> **Stored records**
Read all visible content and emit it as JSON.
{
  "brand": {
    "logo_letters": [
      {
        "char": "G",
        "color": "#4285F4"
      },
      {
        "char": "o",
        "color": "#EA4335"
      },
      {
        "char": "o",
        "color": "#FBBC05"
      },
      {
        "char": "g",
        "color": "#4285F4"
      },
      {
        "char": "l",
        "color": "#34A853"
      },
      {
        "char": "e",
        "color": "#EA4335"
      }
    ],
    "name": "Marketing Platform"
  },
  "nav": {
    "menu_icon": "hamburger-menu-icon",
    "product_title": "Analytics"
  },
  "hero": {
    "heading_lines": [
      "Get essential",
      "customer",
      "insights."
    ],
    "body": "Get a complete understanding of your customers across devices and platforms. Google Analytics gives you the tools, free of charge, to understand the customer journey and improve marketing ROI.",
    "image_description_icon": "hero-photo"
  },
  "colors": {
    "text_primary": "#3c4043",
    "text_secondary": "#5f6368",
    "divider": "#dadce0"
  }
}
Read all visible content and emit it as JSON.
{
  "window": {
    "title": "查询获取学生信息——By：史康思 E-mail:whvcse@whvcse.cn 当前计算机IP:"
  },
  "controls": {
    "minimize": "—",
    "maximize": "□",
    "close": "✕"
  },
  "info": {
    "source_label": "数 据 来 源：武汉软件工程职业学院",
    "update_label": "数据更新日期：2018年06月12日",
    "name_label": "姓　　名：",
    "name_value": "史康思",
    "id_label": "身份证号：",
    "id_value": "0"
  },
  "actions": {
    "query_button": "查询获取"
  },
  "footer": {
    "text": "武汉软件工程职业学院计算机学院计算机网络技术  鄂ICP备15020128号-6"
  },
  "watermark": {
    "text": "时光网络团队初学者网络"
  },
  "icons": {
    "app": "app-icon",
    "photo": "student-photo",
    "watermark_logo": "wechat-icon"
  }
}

> **Task to complete**
Pick out all lines from the data above in which the word "Analytics" appears.

> **Solution**
    "product_title": "Analytics"
    "body": "Get a complete understanding of your customers across devices and platforms. Google Analytics gives you the tools, free of charge, to understand the customer journey and improve marketing ROI.",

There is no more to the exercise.